-- begin Material provided --
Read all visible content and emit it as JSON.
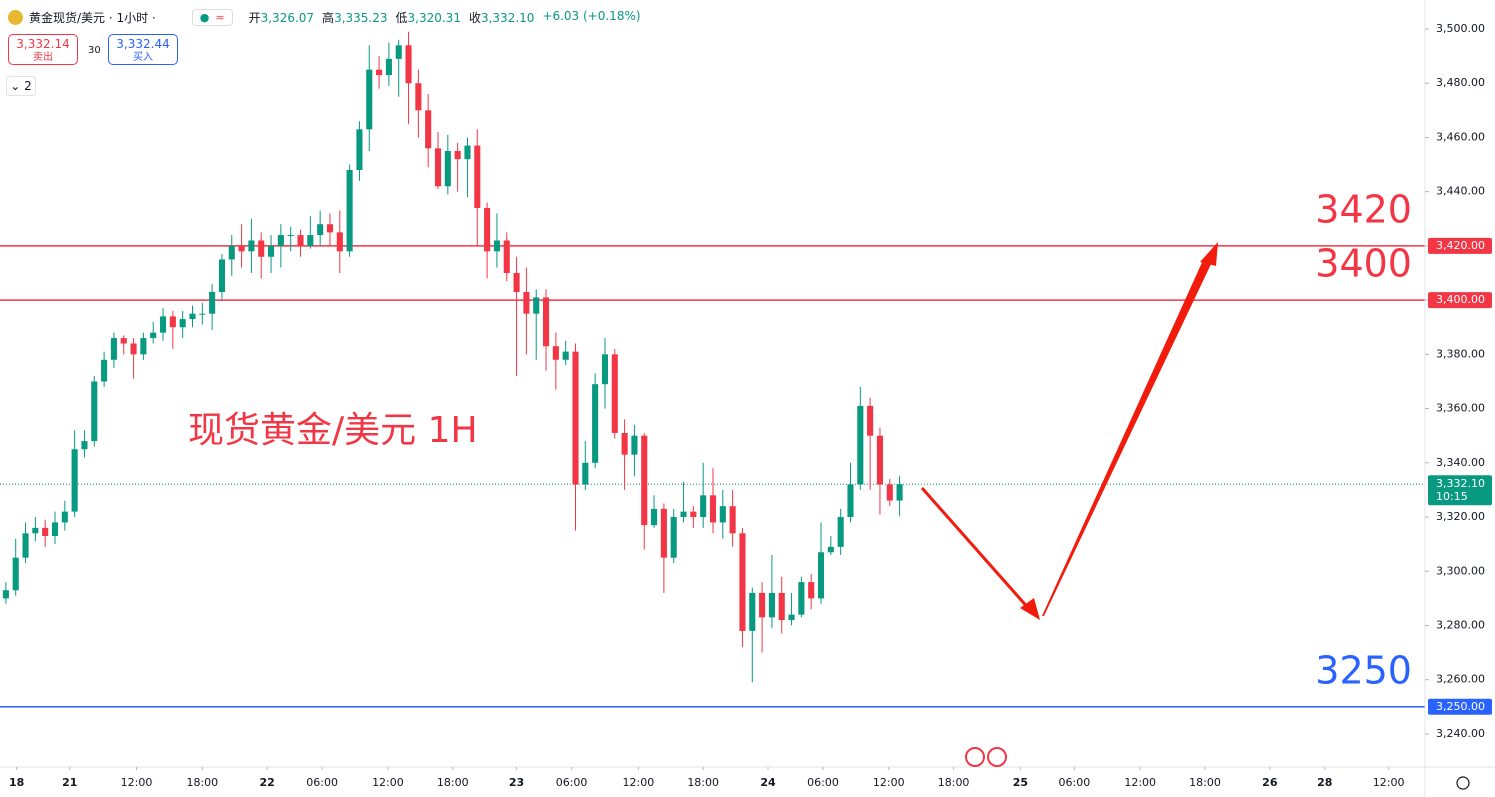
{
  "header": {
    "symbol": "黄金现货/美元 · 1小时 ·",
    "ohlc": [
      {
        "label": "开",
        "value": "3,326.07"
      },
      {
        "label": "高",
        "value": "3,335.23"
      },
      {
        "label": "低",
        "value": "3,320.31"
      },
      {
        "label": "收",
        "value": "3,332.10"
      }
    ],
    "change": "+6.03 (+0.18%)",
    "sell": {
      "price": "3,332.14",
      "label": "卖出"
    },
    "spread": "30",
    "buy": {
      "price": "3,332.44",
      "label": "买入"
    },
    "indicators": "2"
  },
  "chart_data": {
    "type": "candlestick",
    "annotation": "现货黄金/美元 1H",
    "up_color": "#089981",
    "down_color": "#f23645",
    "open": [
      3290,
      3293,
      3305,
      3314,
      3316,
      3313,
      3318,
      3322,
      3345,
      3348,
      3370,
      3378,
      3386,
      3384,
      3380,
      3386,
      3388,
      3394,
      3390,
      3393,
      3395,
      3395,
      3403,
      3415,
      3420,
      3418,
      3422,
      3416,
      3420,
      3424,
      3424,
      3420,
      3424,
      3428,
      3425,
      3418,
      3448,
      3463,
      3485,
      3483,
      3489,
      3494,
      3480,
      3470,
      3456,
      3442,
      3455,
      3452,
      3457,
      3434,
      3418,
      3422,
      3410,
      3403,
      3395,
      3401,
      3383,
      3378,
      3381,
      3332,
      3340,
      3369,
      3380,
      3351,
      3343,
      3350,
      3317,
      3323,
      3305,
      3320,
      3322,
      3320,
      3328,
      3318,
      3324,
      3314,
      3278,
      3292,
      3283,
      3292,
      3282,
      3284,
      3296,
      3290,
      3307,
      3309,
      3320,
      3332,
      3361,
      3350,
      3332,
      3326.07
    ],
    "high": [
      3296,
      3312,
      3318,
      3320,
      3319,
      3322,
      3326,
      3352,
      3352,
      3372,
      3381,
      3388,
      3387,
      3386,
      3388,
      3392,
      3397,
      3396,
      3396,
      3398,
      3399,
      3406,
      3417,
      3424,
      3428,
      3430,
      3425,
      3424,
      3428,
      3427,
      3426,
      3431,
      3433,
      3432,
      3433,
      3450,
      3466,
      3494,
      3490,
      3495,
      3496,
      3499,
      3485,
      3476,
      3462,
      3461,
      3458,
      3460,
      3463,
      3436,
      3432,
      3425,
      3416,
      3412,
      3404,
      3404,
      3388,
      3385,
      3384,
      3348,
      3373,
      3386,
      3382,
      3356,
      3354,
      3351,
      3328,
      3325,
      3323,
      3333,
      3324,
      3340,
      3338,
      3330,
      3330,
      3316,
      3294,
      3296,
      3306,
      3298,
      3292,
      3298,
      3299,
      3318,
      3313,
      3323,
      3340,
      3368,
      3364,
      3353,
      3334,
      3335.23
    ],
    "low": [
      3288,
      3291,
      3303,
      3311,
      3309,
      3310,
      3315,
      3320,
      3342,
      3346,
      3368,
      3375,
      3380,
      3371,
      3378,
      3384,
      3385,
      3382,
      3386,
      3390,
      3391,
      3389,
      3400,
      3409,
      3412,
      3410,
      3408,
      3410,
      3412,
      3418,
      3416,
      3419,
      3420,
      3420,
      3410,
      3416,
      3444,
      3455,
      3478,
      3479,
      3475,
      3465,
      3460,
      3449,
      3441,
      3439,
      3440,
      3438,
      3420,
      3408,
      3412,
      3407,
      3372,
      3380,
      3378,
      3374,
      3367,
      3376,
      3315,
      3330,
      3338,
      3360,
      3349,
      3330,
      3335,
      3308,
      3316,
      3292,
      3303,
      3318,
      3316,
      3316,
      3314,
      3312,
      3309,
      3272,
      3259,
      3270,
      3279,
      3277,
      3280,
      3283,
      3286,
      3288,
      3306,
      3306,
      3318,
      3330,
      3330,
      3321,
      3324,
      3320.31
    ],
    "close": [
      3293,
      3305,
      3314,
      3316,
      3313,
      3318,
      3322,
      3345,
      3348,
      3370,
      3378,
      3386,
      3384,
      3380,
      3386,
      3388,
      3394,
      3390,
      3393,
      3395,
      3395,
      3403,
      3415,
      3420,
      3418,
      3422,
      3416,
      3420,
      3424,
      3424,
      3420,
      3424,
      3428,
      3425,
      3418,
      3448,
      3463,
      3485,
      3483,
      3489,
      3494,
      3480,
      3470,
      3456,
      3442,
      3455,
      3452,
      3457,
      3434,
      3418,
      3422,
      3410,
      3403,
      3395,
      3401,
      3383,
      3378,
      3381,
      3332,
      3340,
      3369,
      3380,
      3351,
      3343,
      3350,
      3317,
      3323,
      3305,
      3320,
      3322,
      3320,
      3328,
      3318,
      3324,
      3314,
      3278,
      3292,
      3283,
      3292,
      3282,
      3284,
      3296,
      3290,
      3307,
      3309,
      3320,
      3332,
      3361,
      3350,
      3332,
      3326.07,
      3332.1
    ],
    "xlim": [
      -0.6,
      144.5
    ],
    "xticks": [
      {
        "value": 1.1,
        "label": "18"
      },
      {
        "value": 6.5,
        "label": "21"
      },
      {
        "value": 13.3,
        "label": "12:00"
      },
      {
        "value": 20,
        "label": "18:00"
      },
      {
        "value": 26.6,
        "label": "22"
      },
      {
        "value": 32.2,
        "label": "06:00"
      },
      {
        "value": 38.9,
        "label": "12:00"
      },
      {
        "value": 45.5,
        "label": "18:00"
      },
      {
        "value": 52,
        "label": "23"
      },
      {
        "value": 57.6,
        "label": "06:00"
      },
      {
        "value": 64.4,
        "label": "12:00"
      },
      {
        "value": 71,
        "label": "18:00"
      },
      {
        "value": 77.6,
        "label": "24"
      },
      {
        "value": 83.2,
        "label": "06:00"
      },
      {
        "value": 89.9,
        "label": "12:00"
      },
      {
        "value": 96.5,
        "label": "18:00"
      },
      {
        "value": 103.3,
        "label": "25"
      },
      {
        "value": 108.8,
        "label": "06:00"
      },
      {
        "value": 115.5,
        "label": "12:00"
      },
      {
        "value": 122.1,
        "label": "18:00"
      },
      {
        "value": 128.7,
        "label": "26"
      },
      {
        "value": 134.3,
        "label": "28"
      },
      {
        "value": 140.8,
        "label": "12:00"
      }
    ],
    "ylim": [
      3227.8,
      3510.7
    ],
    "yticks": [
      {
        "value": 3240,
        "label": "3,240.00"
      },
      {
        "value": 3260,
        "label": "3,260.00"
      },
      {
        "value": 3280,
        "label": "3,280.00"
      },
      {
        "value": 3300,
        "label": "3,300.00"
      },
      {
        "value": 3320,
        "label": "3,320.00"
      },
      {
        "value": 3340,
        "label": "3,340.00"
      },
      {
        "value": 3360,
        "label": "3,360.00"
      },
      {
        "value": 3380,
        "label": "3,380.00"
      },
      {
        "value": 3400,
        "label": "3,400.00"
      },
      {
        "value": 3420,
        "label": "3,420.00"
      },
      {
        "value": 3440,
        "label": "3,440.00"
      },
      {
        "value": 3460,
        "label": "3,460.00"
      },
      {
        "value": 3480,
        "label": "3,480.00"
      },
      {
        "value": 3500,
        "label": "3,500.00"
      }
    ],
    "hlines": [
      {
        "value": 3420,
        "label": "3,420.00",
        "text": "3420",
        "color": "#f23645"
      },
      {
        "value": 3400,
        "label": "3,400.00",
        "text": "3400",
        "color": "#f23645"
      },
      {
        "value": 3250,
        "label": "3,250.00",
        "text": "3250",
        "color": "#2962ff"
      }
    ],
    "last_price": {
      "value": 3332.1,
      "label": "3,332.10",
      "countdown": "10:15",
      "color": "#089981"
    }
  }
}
-- end Material provided --
» **Your task**
Your job is to transcribe the entries above exactly; skip the pictures.

» **Response to this task**
Read all visible content and emit it as JSON.
{
  "header": {
    "symbol": "黄金现货/美元 · 1小时 ·",
    "ohlc": [
      {
        "label": "开",
        "value": "3,326.07"
      },
      {
        "label": "高",
        "value": "3,335.23"
      },
      {
        "label": "低",
        "value": "3,320.31"
      },
      {
        "label": "收",
        "value": "3,332.10"
      }
    ],
    "change": "+6.03 (+0.18%)",
    "sell": {
      "price": "3,332.14",
      "label": "卖出"
    },
    "spread": "30",
    "buy": {
      "price": "3,332.44",
      "label": "买入"
    },
    "indicators": "2"
  },
  "chart_data": {
    "type": "candlestick",
    "annotation": "现货黄金/美元 1H",
    "up_color": "#089981",
    "down_color": "#f23645",
    "open": [
      3290,
      3293,
      3305,
      3314,
      3316,
      3313,
      3318,
      3322,
      3345,
      3348,
      3370,
      3378,
      3386,
      3384,
      3380,
      3386,
      3388,
      3394,
      3390,
      3393,
      3395,
      3395,
      3403,
      3415,
      3420,
      3418,
      3422,
      3416,
      3420,
      3424,
      3424,
      3420,
      3424,
      3428,
      3425,
      3418,
      3448,
      3463,
      3485,
      3483,
      3489,
      3494,
      3480,
      3470,
      3456,
      3442,
      3455,
      3452,
      3457,
      3434,
      3418,
      3422,
      3410,
      3403,
      3395,
      3401,
      3383,
      3378,
      3381,
      3332,
      3340,
      3369,
      3380,
      3351,
      3343,
      3350,
      3317,
      3323,
      3305,
      3320,
      3322,
      3320,
      3328,
      3318,
      3324,
      3314,
      3278,
      3292,
      3283,
      3292,
      3282,
      3284,
      3296,
      3290,
      3307,
      3309,
      3320,
      3332,
      3361,
      3350,
      3332,
      3326.07
    ],
    "high": [
      3296,
      3312,
      3318,
      3320,
      3319,
      3322,
      3326,
      3352,
      3352,
      3372,
      3381,
      3388,
      3387,
      3386,
      3388,
      3392,
      3397,
      3396,
      3396,
      3398,
      3399,
      3406,
      3417,
      3424,
      3428,
      3430,
      3425,
      3424,
      3428,
      3427,
      3426,
      3431,
      3433,
      3432,
      3433,
      3450,
      3466,
      3494,
      3490,
      3495,
      3496,
      3499,
      3485,
      3476,
      3462,
      3461,
      3458,
      3460,
      3463,
      3436,
      3432,
      3425,
      3416,
      3412,
      3404,
      3404,
      3388,
      3385,
      3384,
      3348,
      3373,
      3386,
      3382,
      3356,
      3354,
      3351,
      3328,
      3325,
      3323,
      3333,
      3324,
      3340,
      3338,
      3330,
      3330,
      3316,
      3294,
      3296,
      3306,
      3298,
      3292,
      3298,
      3299,
      3318,
      3313,
      3323,
      3340,
      3368,
      3364,
      3353,
      3334,
      3335.23
    ],
    "low": [
      3288,
      3291,
      3303,
      3311,
      3309,
      3310,
      3315,
      3320,
      3342,
      3346,
      3368,
      3375,
      3380,
      3371,
      3378,
      3384,
      3385,
      3382,
      3386,
      3390,
      3391,
      3389,
      3400,
      3409,
      3412,
      3410,
      3408,
      3410,
      3412,
      3418,
      3416,
      3419,
      3420,
      3420,
      3410,
      3416,
      3444,
      3455,
      3478,
      3479,
      3475,
      3465,
      3460,
      3449,
      3441,
      3439,
      3440,
      3438,
      3420,
      3408,
      3412,
      3407,
      3372,
      3380,
      3378,
      3374,
      3367,
      3376,
      3315,
      3330,
      3338,
      3360,
      3349,
      3330,
      3335,
      3308,
      3316,
      3292,
      3303,
      3318,
      3316,
      3316,
      3314,
      3312,
      3309,
      3272,
      3259,
      3270,
      3279,
      3277,
      3280,
      3283,
      3286,
      3288,
      3306,
      3306,
      3318,
      3330,
      3330,
      3321,
      3324,
      3320.31
    ],
    "close": [
      3293,
      3305,
      3314,
      3316,
      3313,
      3318,
      3322,
      3345,
      3348,
      3370,
      3378,
      3386,
      3384,
      3380,
      3386,
      3388,
      3394,
      3390,
      3393,
      3395,
      3395,
      3403,
      3415,
      3420,
      3418,
      3422,
      3416,
      3420,
      3424,
      3424,
      3420,
      3424,
      3428,
      3425,
      3418,
      3448,
      3463,
      3485,
      3483,
      3489,
      3494,
      3480,
      3470,
      3456,
      3442,
      3455,
      3452,
      3457,
      3434,
      3418,
      3422,
      3410,
      3403,
      3395,
      3401,
      3383,
      3378,
      3381,
      3332,
      3340,
      3369,
      3380,
      3351,
      3343,
      3350,
      3317,
      3323,
      3305,
      3320,
      3322,
      3320,
      3328,
      3318,
      3324,
      3314,
      3278,
      3292,
      3283,
      3292,
      3282,
      3284,
      3296,
      3290,
      3307,
      3309,
      3320,
      3332,
      3361,
      3350,
      3332,
      3326.07,
      3332.1
    ],
    "xlim": [
      -0.6,
      144.5
    ],
    "xticks": [
      {
        "value": 1.1,
        "label": "18"
      },
      {
        "value": 6.5,
        "label": "21"
      },
      {
        "value": 13.3,
        "label": "12:00"
      },
      {
        "value": 20,
        "label": "18:00"
      },
      {
        "value": 26.6,
        "label": "22"
      },
      {
        "value": 32.2,
        "label": "06:00"
      },
      {
        "value": 38.9,
        "label": "12:00"
      },
      {
        "value": 45.5,
        "label": "18:00"
      },
      {
        "value": 52,
        "label": "23"
      },
      {
        "value": 57.6,
        "label": "06:00"
      },
      {
        "value": 64.4,
        "label": "12:00"
      },
      {
        "value": 71,
        "label": "18:00"
      },
      {
        "value": 77.6,
        "label": "24"
      },
      {
        "value": 83.2,
        "label": "06:00"
      },
      {
        "value": 89.9,
        "label": "12:00"
      },
      {
        "value": 96.5,
        "label": "18:00"
      },
      {
        "value": 103.3,
        "label": "25"
      },
      {
        "value": 108.8,
        "label": "06:00"
      },
      {
        "value": 115.5,
        "label": "12:00"
      },
      {
        "value": 122.1,
        "label": "18:00"
      },
      {
        "value": 128.7,
        "label": "26"
      },
      {
        "value": 134.3,
        "label": "28"
      },
      {
        "value": 140.8,
        "label": "12:00"
      }
    ],
    "ylim": [
      3227.8,
      3510.7
    ],
    "yticks": [
      {
        "value": 3240,
        "label": "3,240.00"
      },
      {
        "value": 3260,
        "label": "3,260.00"
      },
      {
        "value": 3280,
        "label": "3,280.00"
      },
      {
        "value": 3300,
        "label": "3,300.00"
      },
      {
        "value": 3320,
        "label": "3,320.00"
      },
      {
        "value": 3340,
        "label": "3,340.00"
      },
      {
        "value": 3360,
        "label": "3,360.00"
      },
      {
        "value": 3380,
        "label": "3,380.00"
      },
      {
        "value": 3400,
        "label": "3,400.00"
      },
      {
        "value": 3420,
        "label": "3,420.00"
      },
      {
        "value": 3440,
        "label": "3,440.00"
      },
      {
        "value": 3460,
        "label": "3,460.00"
      },
      {
        "value": 3480,
        "label": "3,480.00"
      },
      {
        "value": 3500,
        "label": "3,500.00"
      }
    ],
    "hlines": [
      {
        "value": 3420,
        "label": "3,420.00",
        "text": "3420",
        "color": "#f23645"
      },
      {
        "value": 3400,
        "label": "3,400.00",
        "text": "3400",
        "color": "#f23645"
      },
      {
        "value": 3250,
        "label": "3,250.00",
        "text": "3250",
        "color": "#2962ff"
      }
    ],
    "last_price": {
      "value": 3332.1,
      "label": "3,332.10",
      "countdown": "10:15",
      "color": "#089981"
    }
  }
}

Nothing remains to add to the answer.